╭──

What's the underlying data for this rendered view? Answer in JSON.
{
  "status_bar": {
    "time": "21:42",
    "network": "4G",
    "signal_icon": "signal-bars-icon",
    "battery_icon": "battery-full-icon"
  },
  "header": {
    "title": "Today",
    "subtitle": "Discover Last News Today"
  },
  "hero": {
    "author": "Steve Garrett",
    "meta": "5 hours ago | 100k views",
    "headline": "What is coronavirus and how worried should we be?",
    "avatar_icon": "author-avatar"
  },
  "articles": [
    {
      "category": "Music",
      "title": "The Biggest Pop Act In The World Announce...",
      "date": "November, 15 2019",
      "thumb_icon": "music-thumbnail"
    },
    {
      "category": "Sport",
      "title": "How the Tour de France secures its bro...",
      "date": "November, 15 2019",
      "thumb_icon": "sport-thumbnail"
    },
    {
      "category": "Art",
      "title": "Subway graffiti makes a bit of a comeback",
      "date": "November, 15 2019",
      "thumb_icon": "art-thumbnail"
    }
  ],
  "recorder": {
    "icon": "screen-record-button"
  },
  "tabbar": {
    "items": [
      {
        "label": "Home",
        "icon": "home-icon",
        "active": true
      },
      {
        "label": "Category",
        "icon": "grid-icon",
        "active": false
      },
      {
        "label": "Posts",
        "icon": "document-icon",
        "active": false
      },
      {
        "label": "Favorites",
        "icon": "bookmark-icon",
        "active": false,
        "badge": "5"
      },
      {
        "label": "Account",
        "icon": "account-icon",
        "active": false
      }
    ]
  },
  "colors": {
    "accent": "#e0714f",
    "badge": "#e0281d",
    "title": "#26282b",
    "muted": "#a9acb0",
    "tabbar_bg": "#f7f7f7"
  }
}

╰──

Problem details:
Please go through the data above and copy each line that has the word "Today".

Task answer:
    "title": "Today",
    "subtitle": "Discover Last News Today"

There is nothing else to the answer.